PROMPT —
Read through the data and report every line in which the word "them" occurs.

DATA TO USE —
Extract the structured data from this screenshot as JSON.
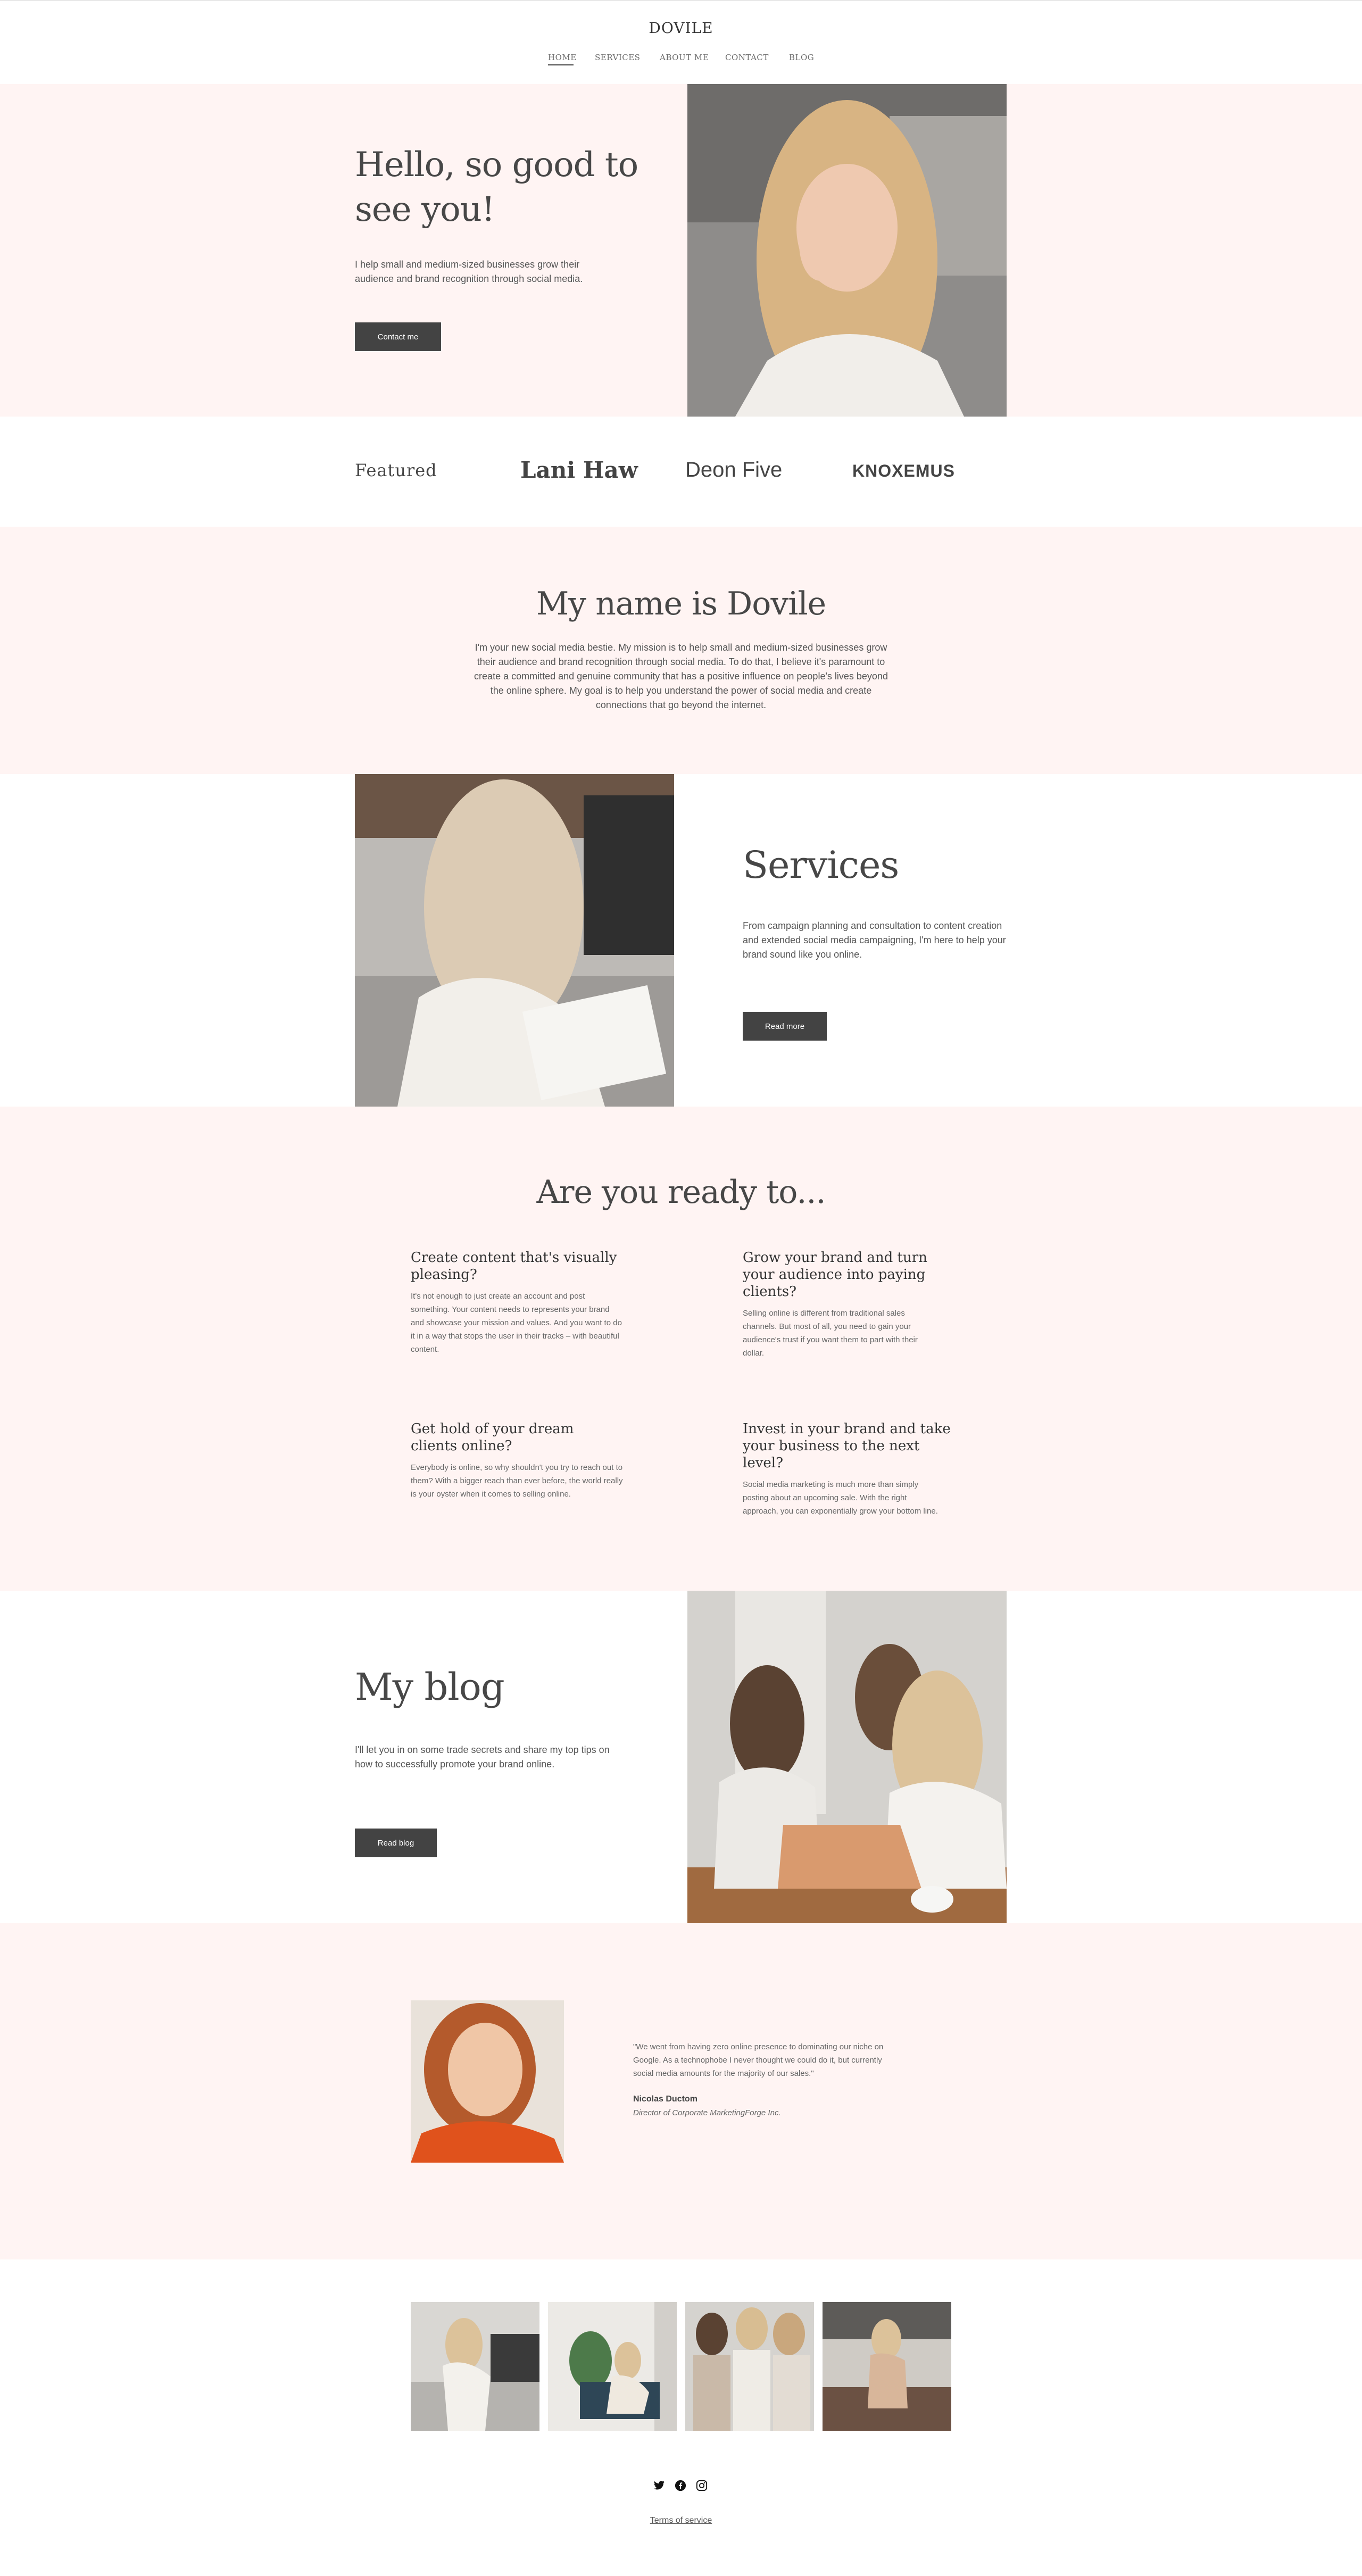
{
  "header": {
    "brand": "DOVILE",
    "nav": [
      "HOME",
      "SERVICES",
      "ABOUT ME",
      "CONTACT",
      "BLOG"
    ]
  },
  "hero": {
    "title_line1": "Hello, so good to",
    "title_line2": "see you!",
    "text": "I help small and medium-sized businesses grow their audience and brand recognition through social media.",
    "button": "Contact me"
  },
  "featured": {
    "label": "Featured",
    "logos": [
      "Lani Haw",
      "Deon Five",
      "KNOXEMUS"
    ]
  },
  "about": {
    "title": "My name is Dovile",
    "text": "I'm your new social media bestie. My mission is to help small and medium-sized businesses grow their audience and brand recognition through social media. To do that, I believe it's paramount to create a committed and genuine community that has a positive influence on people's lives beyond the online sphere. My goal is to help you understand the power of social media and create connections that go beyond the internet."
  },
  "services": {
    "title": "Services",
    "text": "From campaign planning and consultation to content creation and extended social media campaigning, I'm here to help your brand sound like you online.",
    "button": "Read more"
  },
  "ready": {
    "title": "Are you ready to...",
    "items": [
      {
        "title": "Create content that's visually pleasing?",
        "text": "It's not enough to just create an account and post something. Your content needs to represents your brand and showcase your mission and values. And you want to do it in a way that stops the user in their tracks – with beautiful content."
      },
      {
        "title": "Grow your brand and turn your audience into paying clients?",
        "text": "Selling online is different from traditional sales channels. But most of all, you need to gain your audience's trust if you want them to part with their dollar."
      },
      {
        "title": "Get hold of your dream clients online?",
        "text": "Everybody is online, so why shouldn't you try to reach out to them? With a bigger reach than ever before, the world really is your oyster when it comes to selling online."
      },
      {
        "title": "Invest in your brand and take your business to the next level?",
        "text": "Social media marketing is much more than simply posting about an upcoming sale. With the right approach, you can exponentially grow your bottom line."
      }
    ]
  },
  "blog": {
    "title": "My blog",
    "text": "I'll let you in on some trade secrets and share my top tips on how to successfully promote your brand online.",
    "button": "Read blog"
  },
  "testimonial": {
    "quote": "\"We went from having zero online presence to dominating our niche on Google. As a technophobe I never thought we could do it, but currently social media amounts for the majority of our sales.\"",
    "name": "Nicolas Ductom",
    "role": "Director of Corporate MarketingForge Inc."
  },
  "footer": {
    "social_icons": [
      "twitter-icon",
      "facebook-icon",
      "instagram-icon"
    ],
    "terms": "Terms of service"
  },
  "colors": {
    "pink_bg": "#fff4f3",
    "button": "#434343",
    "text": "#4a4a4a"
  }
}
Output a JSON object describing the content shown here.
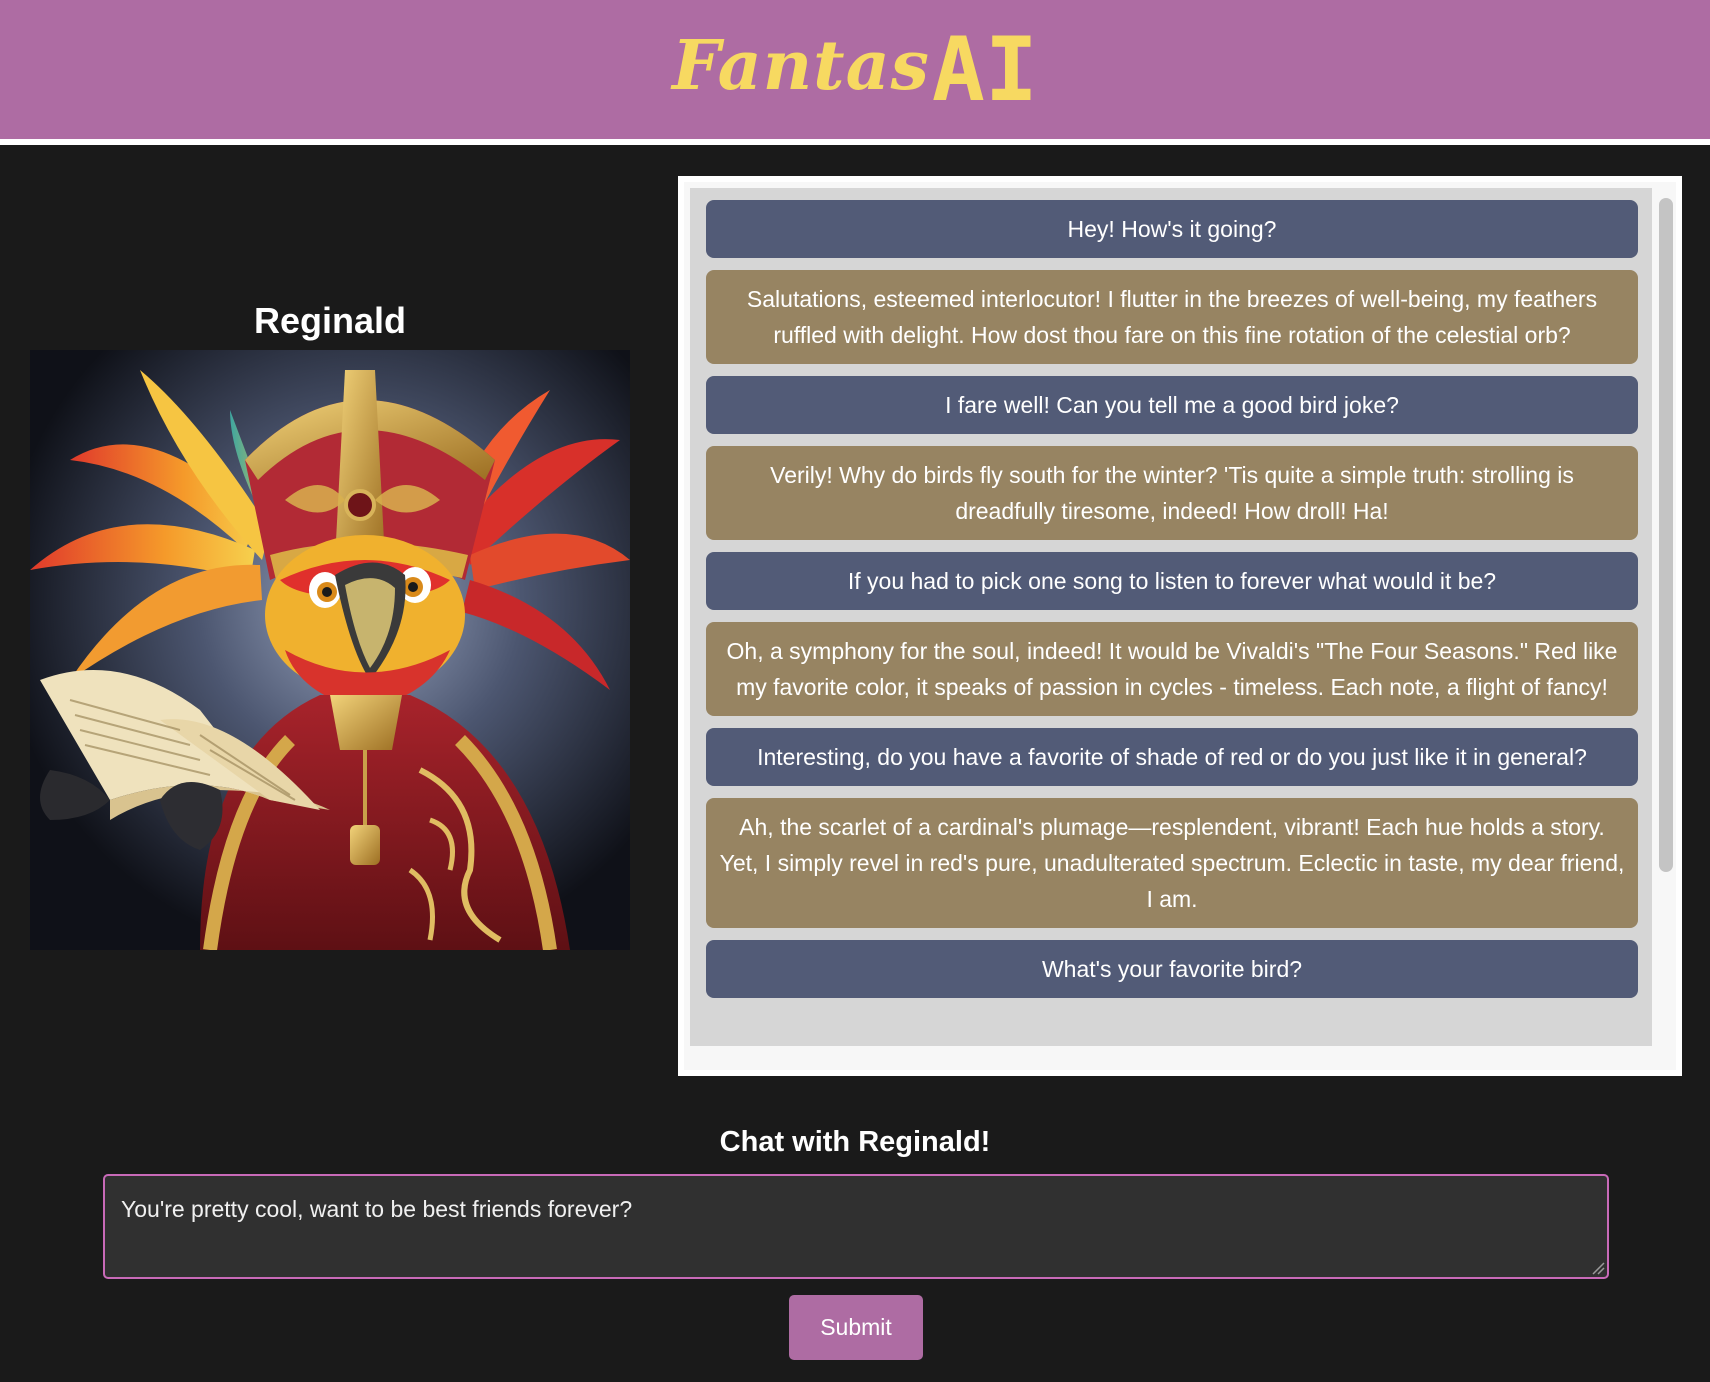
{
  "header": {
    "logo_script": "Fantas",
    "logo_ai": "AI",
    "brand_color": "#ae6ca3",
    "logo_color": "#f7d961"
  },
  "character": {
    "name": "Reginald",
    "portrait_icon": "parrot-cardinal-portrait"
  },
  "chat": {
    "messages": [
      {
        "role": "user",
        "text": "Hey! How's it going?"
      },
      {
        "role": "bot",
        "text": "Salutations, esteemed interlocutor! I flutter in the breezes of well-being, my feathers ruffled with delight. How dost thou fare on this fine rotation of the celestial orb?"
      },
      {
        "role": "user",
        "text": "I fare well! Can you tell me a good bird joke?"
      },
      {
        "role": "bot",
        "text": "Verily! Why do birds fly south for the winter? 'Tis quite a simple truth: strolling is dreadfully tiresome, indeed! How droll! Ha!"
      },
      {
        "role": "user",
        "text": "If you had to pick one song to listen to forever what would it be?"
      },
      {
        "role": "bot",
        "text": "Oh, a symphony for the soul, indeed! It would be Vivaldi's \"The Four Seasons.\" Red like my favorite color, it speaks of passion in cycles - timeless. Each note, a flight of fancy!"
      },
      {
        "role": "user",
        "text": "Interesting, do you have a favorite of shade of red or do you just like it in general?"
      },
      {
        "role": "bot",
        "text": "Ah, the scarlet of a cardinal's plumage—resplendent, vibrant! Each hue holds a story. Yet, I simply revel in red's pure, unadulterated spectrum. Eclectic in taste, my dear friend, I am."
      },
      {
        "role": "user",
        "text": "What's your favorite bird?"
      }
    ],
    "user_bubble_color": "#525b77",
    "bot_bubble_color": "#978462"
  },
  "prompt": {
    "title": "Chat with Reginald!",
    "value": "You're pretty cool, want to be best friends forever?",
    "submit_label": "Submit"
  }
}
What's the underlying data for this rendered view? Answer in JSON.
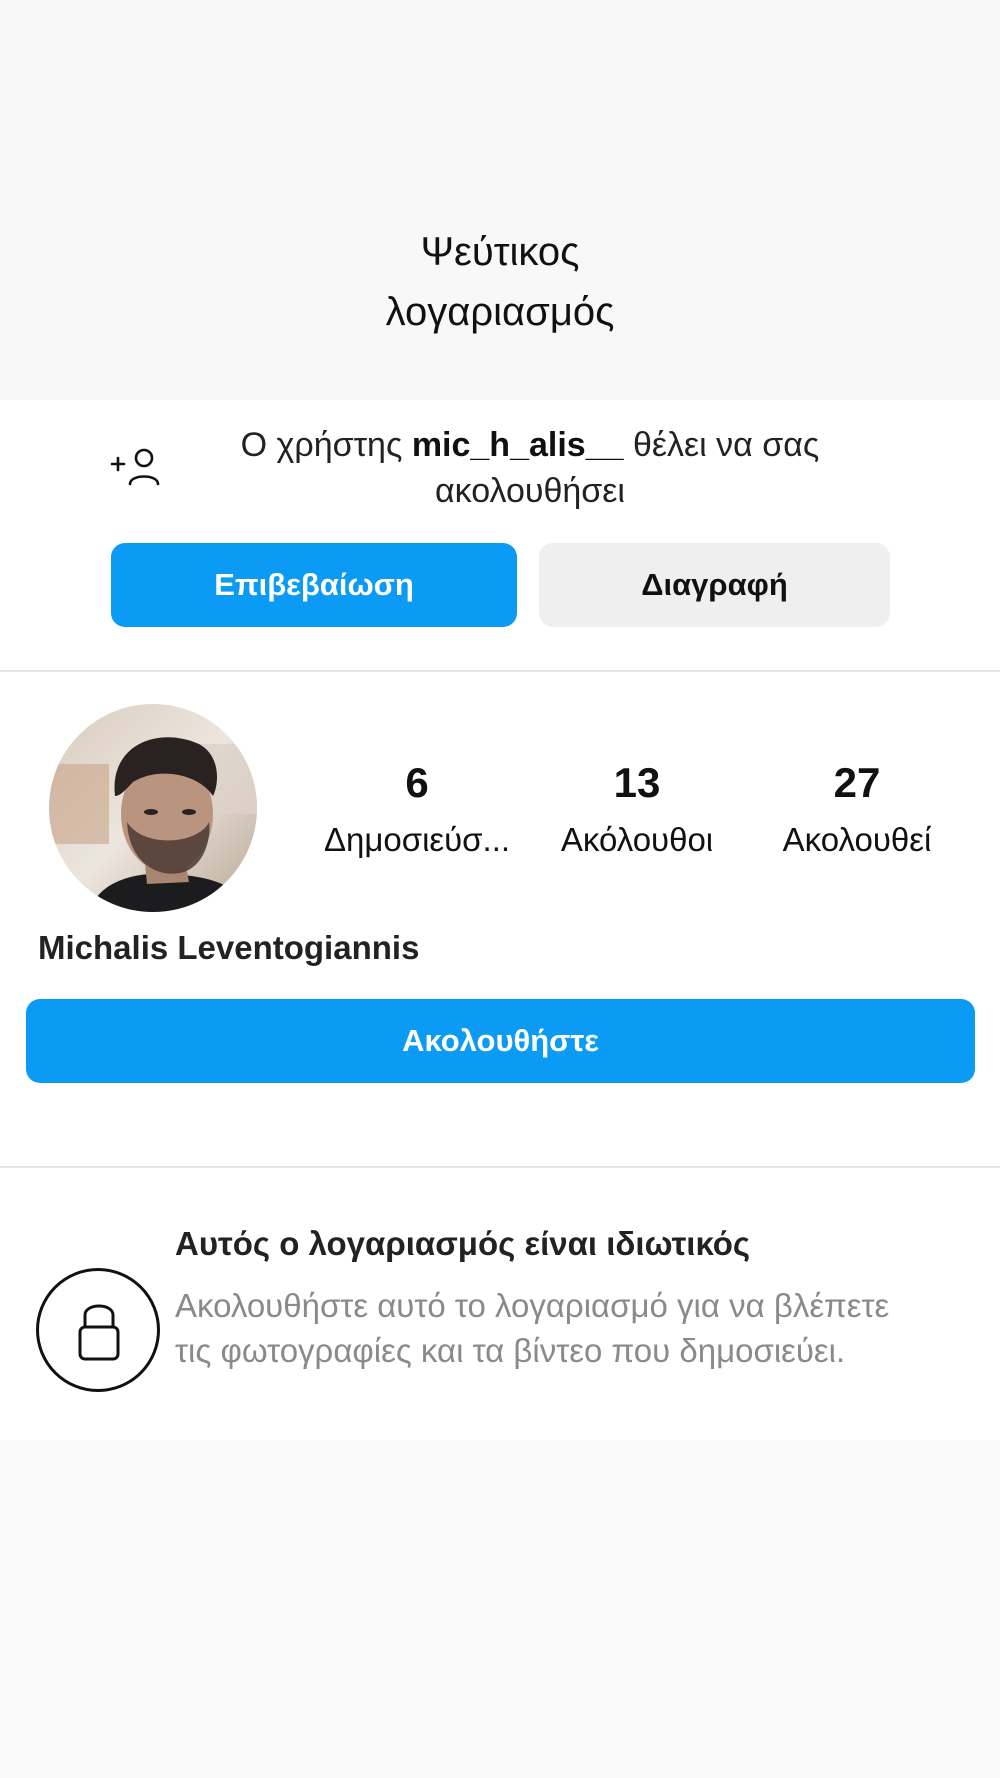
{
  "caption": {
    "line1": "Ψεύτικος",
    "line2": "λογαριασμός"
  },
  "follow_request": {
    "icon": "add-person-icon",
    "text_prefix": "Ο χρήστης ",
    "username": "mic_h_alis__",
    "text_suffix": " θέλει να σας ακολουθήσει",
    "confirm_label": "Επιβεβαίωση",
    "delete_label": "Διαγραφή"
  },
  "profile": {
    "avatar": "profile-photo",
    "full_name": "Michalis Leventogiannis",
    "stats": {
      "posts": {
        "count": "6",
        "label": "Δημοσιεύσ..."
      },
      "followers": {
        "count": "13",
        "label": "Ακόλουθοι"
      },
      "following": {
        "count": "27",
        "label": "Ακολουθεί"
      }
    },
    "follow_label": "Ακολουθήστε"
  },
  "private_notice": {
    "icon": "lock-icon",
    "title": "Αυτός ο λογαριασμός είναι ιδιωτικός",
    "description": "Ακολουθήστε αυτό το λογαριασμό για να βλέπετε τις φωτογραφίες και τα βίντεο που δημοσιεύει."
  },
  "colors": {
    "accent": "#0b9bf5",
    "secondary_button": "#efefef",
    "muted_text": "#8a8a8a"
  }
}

OUTPUT —
        "text": "Selling online is different from traditional sales channels. But most of all, you need to gain your audience's trust if you want them to part with their dollar."
        "text": "Everybody is online, so why shouldn't you try to reach out to them? With a bigger reach than ever before, the world really is your oyster when it comes to selling online."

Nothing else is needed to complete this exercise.